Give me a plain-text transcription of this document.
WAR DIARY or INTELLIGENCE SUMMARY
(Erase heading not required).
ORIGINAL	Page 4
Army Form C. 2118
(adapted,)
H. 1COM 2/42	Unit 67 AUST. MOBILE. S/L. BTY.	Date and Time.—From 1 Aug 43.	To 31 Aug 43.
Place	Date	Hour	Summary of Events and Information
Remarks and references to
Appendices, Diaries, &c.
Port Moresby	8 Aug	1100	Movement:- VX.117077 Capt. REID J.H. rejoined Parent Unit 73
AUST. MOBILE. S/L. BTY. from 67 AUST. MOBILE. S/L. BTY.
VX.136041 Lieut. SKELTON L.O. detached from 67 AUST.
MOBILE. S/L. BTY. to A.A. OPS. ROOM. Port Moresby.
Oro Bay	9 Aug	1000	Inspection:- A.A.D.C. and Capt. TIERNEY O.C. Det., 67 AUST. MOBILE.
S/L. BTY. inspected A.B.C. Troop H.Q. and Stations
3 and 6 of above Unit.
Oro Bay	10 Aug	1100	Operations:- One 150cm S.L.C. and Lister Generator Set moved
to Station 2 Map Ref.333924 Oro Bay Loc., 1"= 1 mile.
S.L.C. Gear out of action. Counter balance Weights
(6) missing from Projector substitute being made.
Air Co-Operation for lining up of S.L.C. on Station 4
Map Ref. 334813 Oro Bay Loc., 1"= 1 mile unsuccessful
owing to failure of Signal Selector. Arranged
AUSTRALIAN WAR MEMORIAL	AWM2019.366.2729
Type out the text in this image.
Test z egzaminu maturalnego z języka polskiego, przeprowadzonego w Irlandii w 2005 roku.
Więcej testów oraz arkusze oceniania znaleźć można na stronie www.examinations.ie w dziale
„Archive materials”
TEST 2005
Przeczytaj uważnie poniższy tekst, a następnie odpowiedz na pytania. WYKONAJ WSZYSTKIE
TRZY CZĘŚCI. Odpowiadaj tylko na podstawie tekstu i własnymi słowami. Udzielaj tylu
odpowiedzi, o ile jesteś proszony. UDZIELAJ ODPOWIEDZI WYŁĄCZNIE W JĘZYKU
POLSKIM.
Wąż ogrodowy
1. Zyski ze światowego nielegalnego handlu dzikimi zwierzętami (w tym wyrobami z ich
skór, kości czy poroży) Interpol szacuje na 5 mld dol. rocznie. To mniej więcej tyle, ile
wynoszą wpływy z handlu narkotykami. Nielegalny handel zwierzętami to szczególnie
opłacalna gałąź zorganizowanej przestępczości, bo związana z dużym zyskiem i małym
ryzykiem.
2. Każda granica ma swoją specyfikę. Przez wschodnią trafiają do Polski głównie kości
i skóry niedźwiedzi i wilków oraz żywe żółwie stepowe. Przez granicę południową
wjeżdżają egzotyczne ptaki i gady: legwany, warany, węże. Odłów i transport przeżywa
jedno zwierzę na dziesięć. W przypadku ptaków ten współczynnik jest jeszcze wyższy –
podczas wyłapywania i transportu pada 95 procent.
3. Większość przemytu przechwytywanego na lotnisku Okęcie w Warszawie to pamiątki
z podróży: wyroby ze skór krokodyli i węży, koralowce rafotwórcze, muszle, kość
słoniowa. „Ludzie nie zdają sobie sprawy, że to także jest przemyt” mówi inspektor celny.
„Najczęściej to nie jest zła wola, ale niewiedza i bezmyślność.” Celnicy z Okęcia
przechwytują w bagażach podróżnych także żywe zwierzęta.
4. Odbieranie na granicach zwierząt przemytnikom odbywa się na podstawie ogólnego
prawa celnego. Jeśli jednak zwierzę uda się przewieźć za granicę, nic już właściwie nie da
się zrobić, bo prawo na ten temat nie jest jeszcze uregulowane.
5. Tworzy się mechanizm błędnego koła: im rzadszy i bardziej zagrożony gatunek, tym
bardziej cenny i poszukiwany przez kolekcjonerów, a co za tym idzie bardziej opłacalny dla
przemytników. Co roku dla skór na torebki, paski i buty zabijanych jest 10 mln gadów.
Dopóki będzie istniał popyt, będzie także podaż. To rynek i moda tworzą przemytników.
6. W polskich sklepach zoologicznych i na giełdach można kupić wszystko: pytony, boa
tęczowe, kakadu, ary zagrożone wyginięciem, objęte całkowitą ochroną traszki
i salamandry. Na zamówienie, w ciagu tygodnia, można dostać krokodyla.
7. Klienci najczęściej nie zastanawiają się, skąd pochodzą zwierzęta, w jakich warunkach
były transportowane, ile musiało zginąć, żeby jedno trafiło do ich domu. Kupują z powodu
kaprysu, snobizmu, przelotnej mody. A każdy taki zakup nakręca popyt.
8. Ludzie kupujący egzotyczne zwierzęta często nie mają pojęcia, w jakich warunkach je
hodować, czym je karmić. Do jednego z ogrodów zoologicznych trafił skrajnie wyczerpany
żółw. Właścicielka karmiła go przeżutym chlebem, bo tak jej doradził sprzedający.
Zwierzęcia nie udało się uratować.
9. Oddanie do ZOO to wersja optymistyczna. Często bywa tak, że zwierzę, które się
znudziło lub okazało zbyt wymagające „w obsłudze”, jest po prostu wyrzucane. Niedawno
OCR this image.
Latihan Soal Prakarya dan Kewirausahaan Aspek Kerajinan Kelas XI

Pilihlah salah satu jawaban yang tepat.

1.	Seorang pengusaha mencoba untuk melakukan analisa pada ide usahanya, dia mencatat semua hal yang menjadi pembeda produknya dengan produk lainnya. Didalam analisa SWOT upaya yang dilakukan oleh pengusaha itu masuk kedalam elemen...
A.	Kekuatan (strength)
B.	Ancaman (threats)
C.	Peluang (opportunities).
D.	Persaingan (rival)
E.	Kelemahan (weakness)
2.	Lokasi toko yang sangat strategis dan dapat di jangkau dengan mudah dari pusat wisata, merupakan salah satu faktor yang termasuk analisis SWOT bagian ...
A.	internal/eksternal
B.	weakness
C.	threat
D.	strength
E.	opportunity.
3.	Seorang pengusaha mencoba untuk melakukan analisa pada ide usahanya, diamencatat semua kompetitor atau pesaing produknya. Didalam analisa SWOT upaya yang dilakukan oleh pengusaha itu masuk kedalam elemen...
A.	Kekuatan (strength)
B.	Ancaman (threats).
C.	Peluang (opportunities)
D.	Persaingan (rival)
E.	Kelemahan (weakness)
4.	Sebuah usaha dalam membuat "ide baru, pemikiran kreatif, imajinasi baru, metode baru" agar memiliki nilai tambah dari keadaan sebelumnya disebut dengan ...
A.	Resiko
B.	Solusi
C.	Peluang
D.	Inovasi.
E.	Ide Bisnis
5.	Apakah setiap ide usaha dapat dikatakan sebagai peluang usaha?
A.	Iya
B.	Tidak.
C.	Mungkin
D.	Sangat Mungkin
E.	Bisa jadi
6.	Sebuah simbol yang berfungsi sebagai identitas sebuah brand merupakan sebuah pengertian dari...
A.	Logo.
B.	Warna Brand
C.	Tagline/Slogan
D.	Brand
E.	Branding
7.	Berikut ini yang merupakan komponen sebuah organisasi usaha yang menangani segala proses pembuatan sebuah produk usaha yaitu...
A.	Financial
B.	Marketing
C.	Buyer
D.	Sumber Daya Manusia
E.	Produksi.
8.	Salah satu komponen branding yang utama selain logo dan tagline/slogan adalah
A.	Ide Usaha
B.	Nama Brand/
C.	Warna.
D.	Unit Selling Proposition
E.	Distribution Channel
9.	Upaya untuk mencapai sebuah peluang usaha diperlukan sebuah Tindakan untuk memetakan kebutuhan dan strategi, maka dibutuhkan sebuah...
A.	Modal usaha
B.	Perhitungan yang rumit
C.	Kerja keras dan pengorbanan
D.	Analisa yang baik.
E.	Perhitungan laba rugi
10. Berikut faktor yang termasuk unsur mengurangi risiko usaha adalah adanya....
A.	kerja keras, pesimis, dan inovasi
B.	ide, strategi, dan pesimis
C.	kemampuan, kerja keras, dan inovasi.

____________

Task: Compute the number of lines above that contain the string "Ludzie". Reply with that value only.

Answer for the task: 2